> **GOAL OF THE EXERCISE**
Collect from the data below each line with "when".

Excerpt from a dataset
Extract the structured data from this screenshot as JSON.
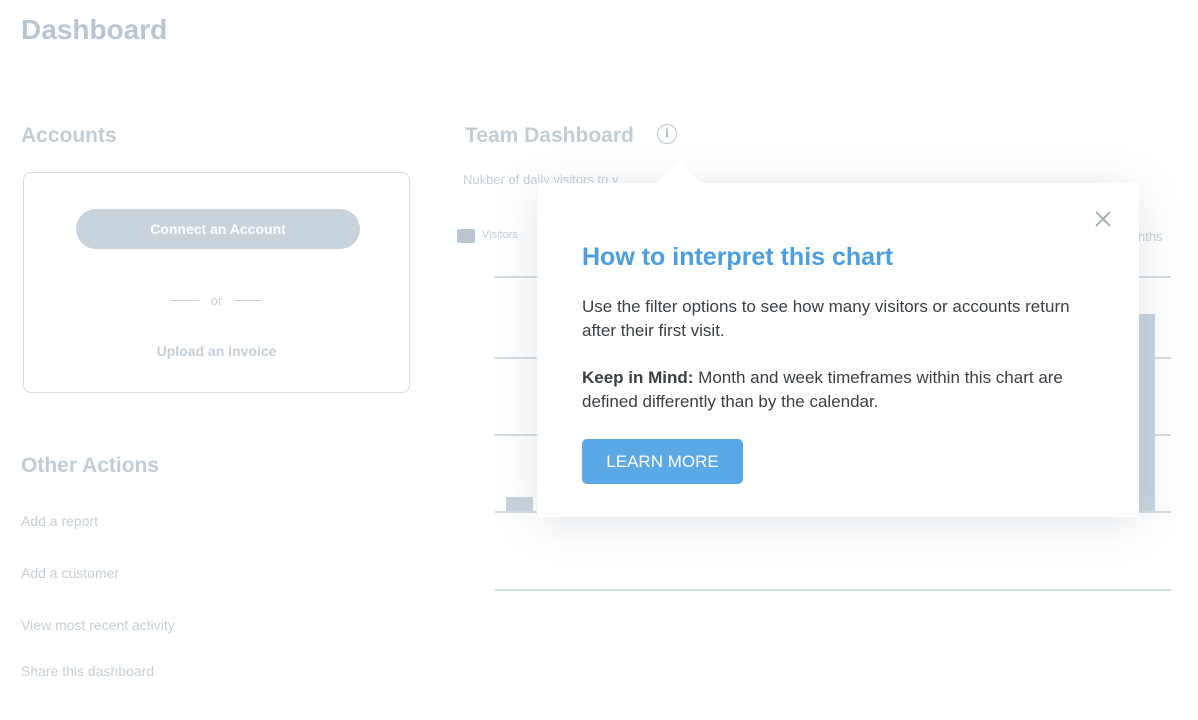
{
  "page": {
    "title": "Dashboard"
  },
  "accounts": {
    "title": "Accounts",
    "connect_label": "Connect an Account",
    "or_label": "or",
    "upload_label": "Upload an Invoice"
  },
  "other_actions": {
    "title": "Other Actions",
    "items": [
      {
        "label": "Add a report"
      },
      {
        "label": "Add a customer"
      },
      {
        "label": "View most recent activity"
      },
      {
        "label": "Share this dashboard"
      }
    ]
  },
  "team_dashboard": {
    "title": "Team Dashboard",
    "info_icon": "info-icon",
    "subtitle": "Nukber of daily visitors to y",
    "legend_label": "Visitors",
    "filter_label": "nths"
  },
  "popover": {
    "title": "How to interpret this chart",
    "body": "Use the filter options to see how many visitors or accounts return after their first visit.",
    "note_label": "Keep in Mind:",
    "note_text": " Month and week timeframes within this chart are defined differently than by the calendar.",
    "button_label": "LEARN MORE",
    "close_icon": "close-icon"
  },
  "colors": {
    "accent": "#4b9ee0",
    "button": "#5aa9e6",
    "muted": "#c5ced6"
  }
}
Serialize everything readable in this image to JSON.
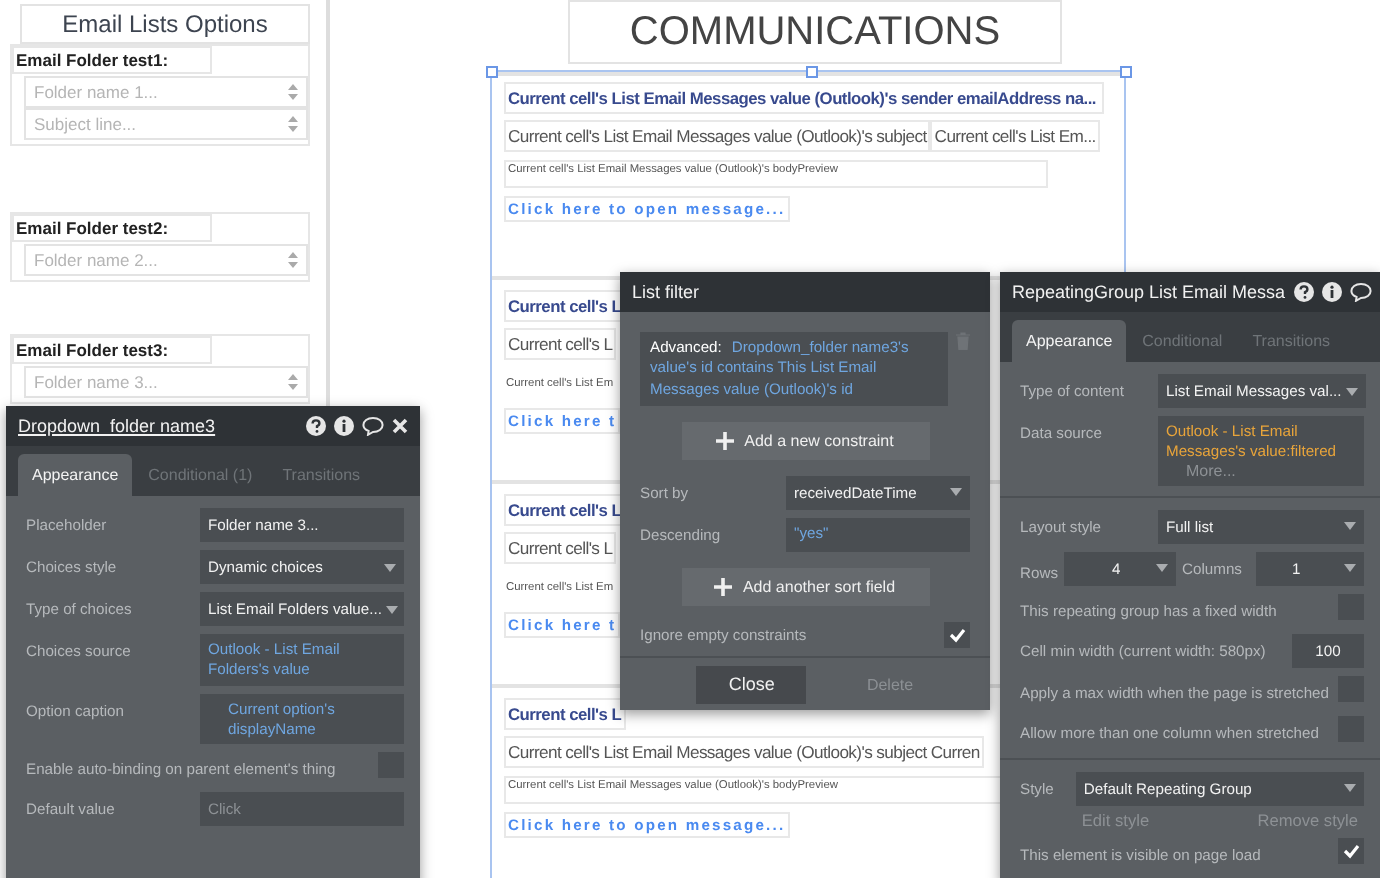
{
  "left_panel": {
    "title": "Email Lists Options",
    "groups": [
      {
        "label": "Email Folder test1:",
        "dropdowns": [
          {
            "placeholder": "Folder name 1..."
          },
          {
            "placeholder": "Subject line..."
          }
        ]
      },
      {
        "label": "Email Folder test2:",
        "dropdowns": [
          {
            "placeholder": "Folder name 2..."
          }
        ]
      },
      {
        "label": "Email Folder test3:",
        "dropdowns": [
          {
            "placeholder": "Folder name 3..."
          }
        ]
      }
    ]
  },
  "canvas": {
    "heading": "COMMUNICATIONS",
    "cells": [
      {
        "sender": "Current cell's List Email Messages value (Outlook)'s sender emailAddress na...",
        "subject": "Current cell's List Email Messages value (Outlook)'s subject",
        "subject_2": "Current cell's List Em...",
        "body_preview": "Current cell's List Email Messages value (Outlook)'s bodyPreview",
        "link": "Click here to open message..."
      },
      {
        "sender": "Current cell's L",
        "subject": "Current cell's L",
        "body_preview": "Current cell's List Em",
        "link": "Click here t"
      },
      {
        "sender": "Current cell's L",
        "subject": "Current cell's L",
        "body_preview": "Current cell's List Em",
        "link": "Click here t"
      },
      {
        "sender": "Current cell's L",
        "subject": "Current cell's List Email Messages value (Outlook)'s subject Curren",
        "body_preview": "Current cell's List Email Messages value (Outlook)'s bodyPreview",
        "link": "Click here to open message..."
      }
    ]
  },
  "property_panel": {
    "title": "Dropdown_folder name3",
    "tabs": [
      {
        "label": "Appearance",
        "selected": true
      },
      {
        "label": "Conditional (1)",
        "selected": false
      },
      {
        "label": "Transitions",
        "selected": false
      }
    ],
    "sections": [
      [
        {
          "kind": "input",
          "label": "Placeholder",
          "value": "Folder name 3..."
        },
        {
          "kind": "select",
          "label": "Choices style",
          "value": "Dynamic choices"
        },
        {
          "kind": "select",
          "label": "Type of choices",
          "value": "List Email Folders value..."
        },
        {
          "kind": "expression",
          "label": "Choices source",
          "value": "Outlook - List Email Folders's value"
        },
        {
          "kind": "expression",
          "label": "Option caption",
          "value": "Current option's displayName"
        },
        {
          "kind": "checkbox",
          "label": "Enable auto-binding on parent element's thing",
          "checked": false
        },
        {
          "kind": "input",
          "label": "Default value",
          "placeholder": "Click"
        }
      ]
    ]
  },
  "list_filter": {
    "title": "List filter",
    "constraint": {
      "label": "Advanced:",
      "expression": "Dropdown_folder name3's value's id contains This List Email Messages value (Outlook)'s id"
    },
    "add_constraint": "Add a new constraint",
    "rows": [
      {
        "kind": "select",
        "label": "Sort by",
        "value": "receivedDateTime"
      },
      {
        "kind": "expression",
        "label": "Descending",
        "value": "\"yes\""
      }
    ],
    "add_sort": "Add another sort field",
    "ignore_empty": {
      "label": "Ignore empty constraints",
      "checked": true
    },
    "buttons": [
      {
        "label": "Close",
        "disabled": false
      },
      {
        "label": "Delete",
        "disabled": true
      }
    ]
  },
  "repeating_group_panel": {
    "title": "RepeatingGroup List Email Messa",
    "tabs": [
      {
        "label": "Appearance",
        "selected": true
      },
      {
        "label": "Conditional",
        "selected": false
      },
      {
        "label": "Transitions",
        "selected": false
      }
    ],
    "sections": [
      [
        {
          "kind": "select",
          "label": "Type of content",
          "value": "List Email Messages val..."
        },
        {
          "kind": "data_source",
          "label": "Data source",
          "value": "Outlook - List Email Messages's value:filtered",
          "more": "More..."
        }
      ],
      [
        {
          "kind": "select",
          "label": "Layout style",
          "value": "Full list"
        },
        {
          "kind": "rows_columns",
          "label": "Rows",
          "value": "4",
          "label_2": "Columns",
          "value_2": "1"
        },
        {
          "kind": "checkbox",
          "label": "This repeating group has a fixed width",
          "checked": false
        },
        {
          "kind": "number",
          "label": "Cell min width (current width: 580px)",
          "value": "100"
        },
        {
          "kind": "checkbox",
          "label": "Apply a max width when the page is stretched",
          "checked": false
        },
        {
          "kind": "checkbox",
          "label": "Allow more than one column when stretched",
          "checked": false
        }
      ],
      [
        {
          "kind": "style",
          "label": "Style",
          "value": "Default Repeating Group",
          "edit": "Edit style",
          "remove": "Remove style"
        },
        {
          "kind": "checkbox",
          "label": "This element is visible on page load",
          "checked": true
        }
      ]
    ]
  }
}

> **COMPLETED TASK**
          "label": "Apply a max width when the page is stretched",
          "label": "Allow more than one column when stretched",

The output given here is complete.